Source data:
=======
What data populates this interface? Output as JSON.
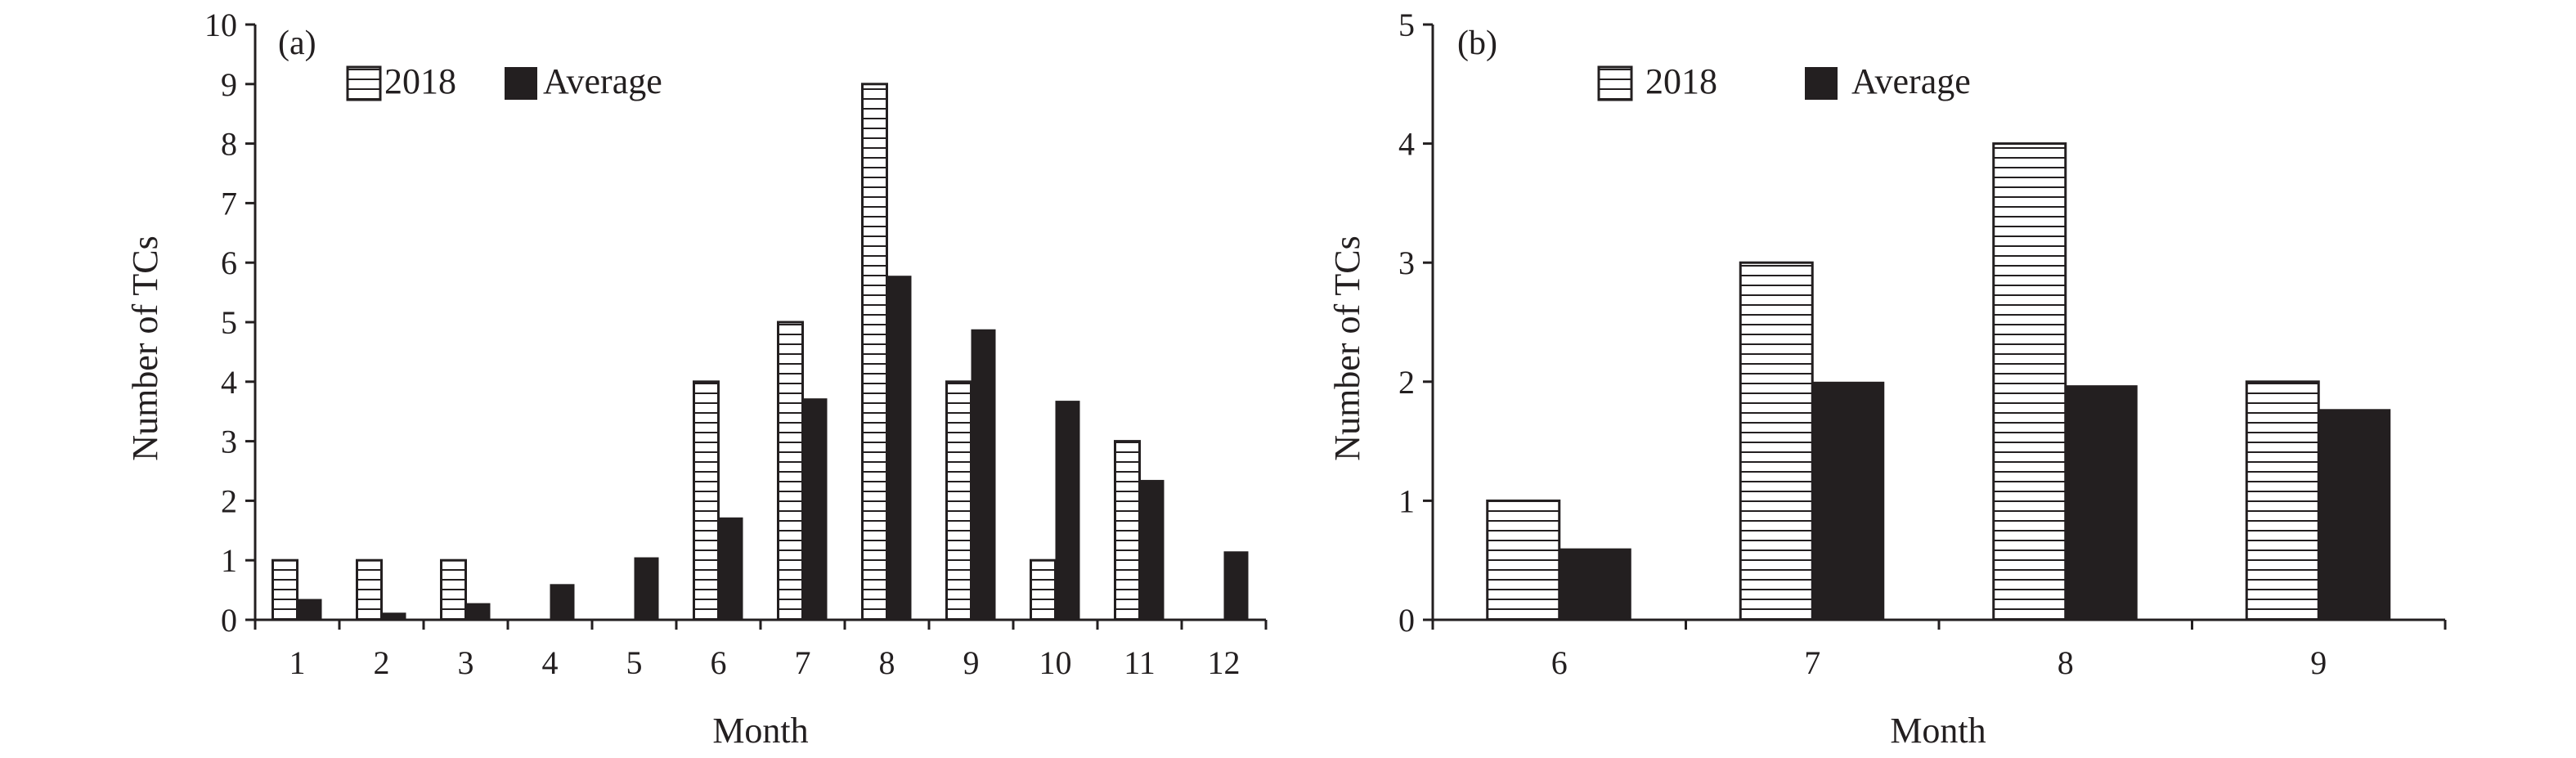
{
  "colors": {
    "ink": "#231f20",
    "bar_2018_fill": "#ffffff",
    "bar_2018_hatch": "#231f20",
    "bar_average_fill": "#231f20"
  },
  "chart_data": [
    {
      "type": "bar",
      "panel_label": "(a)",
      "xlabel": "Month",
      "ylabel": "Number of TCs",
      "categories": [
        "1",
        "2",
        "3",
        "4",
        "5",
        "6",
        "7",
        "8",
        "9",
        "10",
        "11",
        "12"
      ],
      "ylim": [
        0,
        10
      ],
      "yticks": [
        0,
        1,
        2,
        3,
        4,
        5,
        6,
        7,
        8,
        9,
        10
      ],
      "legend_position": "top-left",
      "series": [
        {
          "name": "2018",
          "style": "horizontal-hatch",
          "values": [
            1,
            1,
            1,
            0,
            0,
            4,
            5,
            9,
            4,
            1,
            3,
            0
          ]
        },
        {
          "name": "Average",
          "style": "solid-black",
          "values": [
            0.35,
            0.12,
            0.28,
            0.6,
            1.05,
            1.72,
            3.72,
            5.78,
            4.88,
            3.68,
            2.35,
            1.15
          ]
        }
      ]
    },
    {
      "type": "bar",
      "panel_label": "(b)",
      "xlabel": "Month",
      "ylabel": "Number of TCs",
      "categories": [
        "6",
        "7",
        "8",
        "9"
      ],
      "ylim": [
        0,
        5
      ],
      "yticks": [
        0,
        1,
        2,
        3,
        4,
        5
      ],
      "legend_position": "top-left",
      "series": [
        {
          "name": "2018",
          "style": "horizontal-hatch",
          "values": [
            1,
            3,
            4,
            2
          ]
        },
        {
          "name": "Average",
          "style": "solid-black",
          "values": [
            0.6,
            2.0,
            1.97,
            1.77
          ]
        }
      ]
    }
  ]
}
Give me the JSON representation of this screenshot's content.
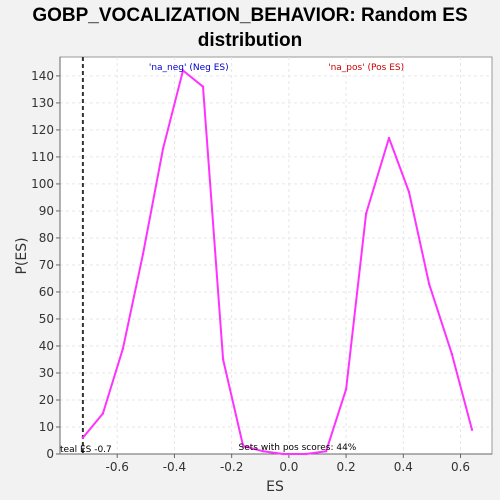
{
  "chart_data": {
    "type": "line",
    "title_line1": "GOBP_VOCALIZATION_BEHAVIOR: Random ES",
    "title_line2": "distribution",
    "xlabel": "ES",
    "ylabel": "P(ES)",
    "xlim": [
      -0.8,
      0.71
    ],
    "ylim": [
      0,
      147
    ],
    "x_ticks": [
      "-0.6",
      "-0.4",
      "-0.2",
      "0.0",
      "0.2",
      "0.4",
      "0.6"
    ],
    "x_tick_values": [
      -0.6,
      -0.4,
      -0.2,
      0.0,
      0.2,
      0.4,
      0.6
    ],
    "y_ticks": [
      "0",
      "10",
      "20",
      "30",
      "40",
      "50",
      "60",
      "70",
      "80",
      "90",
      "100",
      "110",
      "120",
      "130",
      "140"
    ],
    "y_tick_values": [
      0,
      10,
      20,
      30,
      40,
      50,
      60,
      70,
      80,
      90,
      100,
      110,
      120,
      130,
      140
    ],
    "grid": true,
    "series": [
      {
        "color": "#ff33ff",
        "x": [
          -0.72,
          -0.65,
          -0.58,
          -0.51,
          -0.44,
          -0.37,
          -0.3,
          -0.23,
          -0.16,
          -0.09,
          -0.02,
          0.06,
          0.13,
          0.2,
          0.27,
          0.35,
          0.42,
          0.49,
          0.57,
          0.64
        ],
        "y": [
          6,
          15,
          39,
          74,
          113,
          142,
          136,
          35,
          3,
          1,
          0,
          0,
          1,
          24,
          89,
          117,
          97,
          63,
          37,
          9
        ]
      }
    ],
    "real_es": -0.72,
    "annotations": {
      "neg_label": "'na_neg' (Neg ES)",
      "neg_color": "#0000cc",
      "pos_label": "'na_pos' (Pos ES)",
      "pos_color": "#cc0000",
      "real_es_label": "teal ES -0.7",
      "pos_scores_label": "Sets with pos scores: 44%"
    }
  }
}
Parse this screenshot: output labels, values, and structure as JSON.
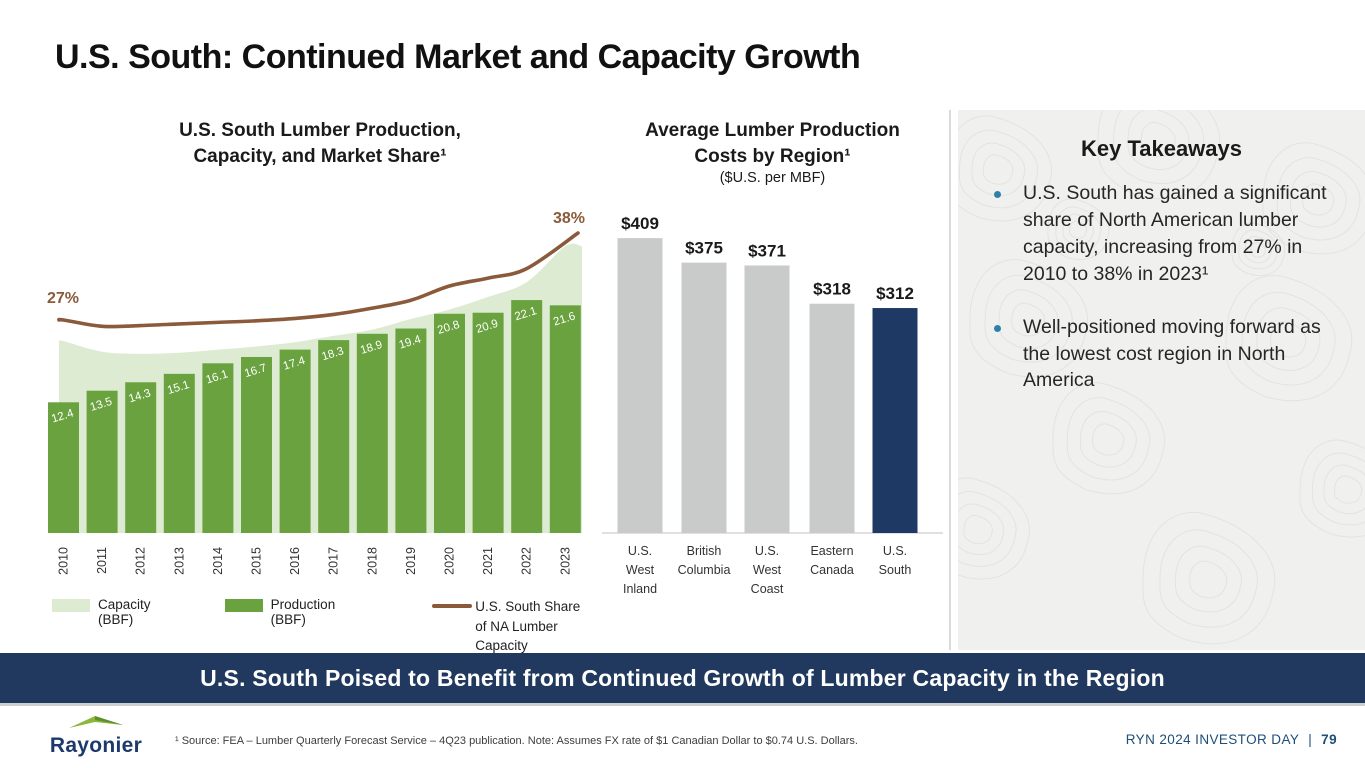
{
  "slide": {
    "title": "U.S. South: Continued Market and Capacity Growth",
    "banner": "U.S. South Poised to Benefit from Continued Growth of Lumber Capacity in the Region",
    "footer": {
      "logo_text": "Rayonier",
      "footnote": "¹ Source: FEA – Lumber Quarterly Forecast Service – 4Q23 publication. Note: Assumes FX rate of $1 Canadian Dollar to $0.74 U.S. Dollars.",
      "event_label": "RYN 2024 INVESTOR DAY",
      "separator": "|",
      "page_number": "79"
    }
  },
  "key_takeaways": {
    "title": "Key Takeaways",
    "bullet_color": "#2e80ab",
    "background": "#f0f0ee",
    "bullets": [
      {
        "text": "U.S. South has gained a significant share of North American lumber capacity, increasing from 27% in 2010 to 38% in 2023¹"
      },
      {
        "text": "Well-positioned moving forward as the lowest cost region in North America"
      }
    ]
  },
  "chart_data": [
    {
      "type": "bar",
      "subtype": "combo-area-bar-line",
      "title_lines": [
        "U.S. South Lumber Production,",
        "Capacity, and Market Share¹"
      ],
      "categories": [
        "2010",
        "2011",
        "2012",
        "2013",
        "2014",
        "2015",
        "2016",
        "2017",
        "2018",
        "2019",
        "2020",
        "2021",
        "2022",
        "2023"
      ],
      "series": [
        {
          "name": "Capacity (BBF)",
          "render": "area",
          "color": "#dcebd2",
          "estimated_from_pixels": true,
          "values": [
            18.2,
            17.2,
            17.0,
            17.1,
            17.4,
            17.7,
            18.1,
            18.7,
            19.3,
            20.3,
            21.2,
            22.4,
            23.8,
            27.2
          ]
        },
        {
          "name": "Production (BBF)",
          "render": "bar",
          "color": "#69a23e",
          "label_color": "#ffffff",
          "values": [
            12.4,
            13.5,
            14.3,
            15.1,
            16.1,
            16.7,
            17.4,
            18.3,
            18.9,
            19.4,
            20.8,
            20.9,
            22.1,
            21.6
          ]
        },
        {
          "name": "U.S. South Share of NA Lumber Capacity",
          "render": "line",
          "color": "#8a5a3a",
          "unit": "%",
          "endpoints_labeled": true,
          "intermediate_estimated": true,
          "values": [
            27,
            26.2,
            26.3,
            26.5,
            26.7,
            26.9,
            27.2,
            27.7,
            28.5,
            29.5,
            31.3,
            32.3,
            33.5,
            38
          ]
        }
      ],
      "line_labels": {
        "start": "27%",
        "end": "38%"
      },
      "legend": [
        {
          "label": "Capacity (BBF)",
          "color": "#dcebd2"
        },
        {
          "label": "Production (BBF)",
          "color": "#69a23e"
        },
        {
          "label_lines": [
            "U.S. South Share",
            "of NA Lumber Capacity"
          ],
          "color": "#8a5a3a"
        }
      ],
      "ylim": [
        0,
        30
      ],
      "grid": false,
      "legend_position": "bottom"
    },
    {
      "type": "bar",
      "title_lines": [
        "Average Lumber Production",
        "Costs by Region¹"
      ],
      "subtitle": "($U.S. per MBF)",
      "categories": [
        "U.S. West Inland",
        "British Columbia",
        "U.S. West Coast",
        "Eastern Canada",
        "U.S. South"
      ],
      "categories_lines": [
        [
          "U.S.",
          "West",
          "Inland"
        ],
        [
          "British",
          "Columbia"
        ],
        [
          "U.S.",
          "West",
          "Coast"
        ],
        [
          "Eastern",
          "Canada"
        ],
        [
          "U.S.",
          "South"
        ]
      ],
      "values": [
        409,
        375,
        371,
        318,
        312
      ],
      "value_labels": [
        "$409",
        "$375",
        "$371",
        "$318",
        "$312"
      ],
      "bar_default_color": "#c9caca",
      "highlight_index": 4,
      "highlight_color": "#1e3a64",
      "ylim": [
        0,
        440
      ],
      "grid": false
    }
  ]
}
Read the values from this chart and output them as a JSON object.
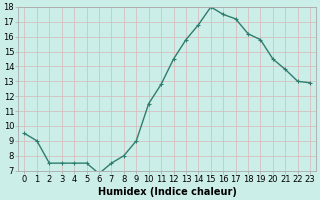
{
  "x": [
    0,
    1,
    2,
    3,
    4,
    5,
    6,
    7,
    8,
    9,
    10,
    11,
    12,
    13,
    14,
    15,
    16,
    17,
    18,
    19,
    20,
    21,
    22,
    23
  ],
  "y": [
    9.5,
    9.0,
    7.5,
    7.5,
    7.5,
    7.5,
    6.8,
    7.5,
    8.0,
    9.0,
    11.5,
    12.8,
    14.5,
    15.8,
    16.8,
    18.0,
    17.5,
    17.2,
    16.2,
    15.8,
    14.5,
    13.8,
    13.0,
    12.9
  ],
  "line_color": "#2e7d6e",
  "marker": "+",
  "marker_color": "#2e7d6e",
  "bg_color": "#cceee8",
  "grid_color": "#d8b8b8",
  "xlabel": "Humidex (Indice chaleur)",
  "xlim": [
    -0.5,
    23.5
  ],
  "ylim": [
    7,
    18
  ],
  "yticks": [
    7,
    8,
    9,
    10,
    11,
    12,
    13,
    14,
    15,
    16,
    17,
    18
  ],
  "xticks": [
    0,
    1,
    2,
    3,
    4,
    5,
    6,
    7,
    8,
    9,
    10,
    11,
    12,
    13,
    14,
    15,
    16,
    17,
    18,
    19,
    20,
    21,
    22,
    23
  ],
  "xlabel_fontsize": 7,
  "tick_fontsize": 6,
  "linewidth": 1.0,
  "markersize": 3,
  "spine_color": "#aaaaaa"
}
=======
■ **REQUIRED TASK**: Collect each line above holding the string "screenshot".

■ **TASK RESULT**:
Give me the JSON representation of this screenshot's content.
Parse this screenshot: output labels, values, and structure as JSON.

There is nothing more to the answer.